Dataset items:
▬▬▬▬▬▬
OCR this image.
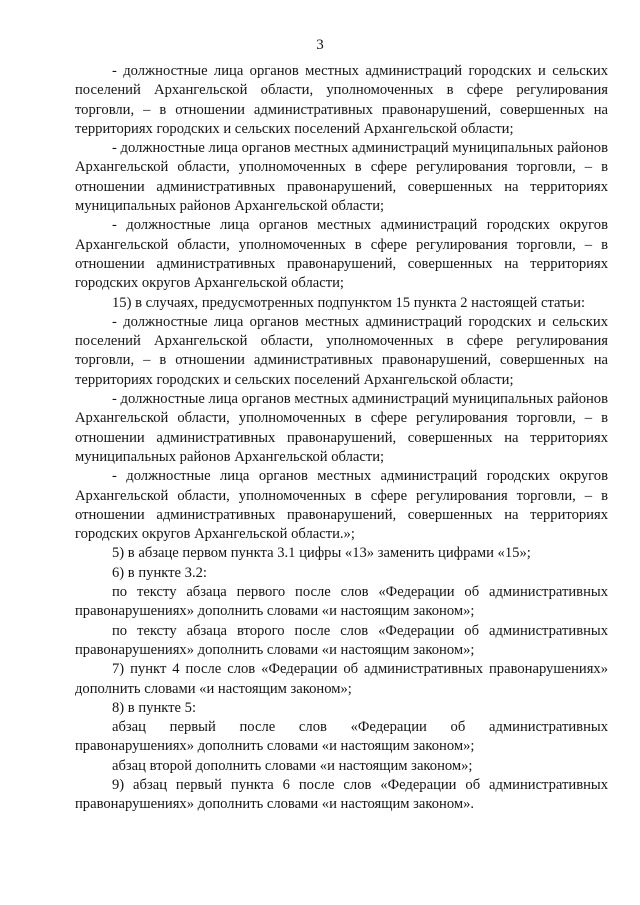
3

- должностные лица органов местных администраций городских и сельских поселений Архангельской области, уполномоченных в сфере регулирования торговли, – в отношении административных правонарушений, совершенных на территориях городских и сельских поселений Архангельской области;

- должностные лица органов местных администраций муниципальных районов Архангельской области, уполномоченных в сфере регулирования торговли, – в отношении административных правонарушений, совершенных на территориях муниципальных районов Архангельской области;

- должностные лица органов местных администраций городских округов Архангельской области, уполномоченных в сфере регулирования торговли, – в отношении административных правонарушений, совершенных на территориях городских округов Архангельской области;

15) в случаях, предусмотренных подпунктом 15 пункта 2 настоящей статьи:

- должностные лица органов местных администраций городских и сельских поселений Архангельской области, уполномоченных в сфере регулирования торговли, – в отношении административных правонарушений, совершенных на территориях городских и сельских поселений Архангельской области;

- должностные лица органов местных администраций муниципальных районов Архангельской области, уполномоченных в сфере регулирования торговли, – в отношении административных правонарушений, совершенных на территориях муниципальных районов Архангельской области;

- должностные лица органов местных администраций городских округов Архангельской области, уполномоченных в сфере регулирования торговли, – в отношении административных правонарушений, совершенных на территориях городских округов Архангельской области.»;

5) в абзаце первом пункта 3.1 цифры «13» заменить цифрами «15»;

6) в пункте 3.2:

по тексту абзаца первого после слов «Федерации об административных правонарушениях» дополнить словами «и настоящим законом»;

по тексту абзаца второго после слов «Федерации об административных правонарушениях» дополнить словами «и настоящим законом»;

7) пункт 4 после слов «Федерации об административных правонарушениях» дополнить словами «и настоящим законом»;

8) в пункте 5:

абзац первый после слов «Федерации об административных правонарушениях» дополнить словами «и настоящим законом»;

абзац второй дополнить словами «и настоящим законом»;

9) абзац первый пункта 6 после слов «Федерации об административных правонарушениях» дополнить словами «и настоящим законом».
▬▬▬▬▬▬
WHAT THE TASK REQUIRES: Filter the entries down to the lines containing "правонарушениях". Copy each of those lines.

THE COMPLETED TASK:
по тексту абзаца первого после слов «Федерации об административных правонарушениях» дополнить словами «и настоящим законом»;
по тексту абзаца второго после слов «Федерации об административных правонарушениях» дополнить словами «и настоящим законом»;
7) пункт 4 после слов «Федерации об административных правонарушениях» дополнить словами «и настоящим законом»;
абзац первый после слов «Федерации об административных правонарушениях» дополнить словами «и настоящим законом»;
9) абзац первый пункта 6 после слов «Федерации об административных правонарушениях» дополнить словами «и настоящим законом».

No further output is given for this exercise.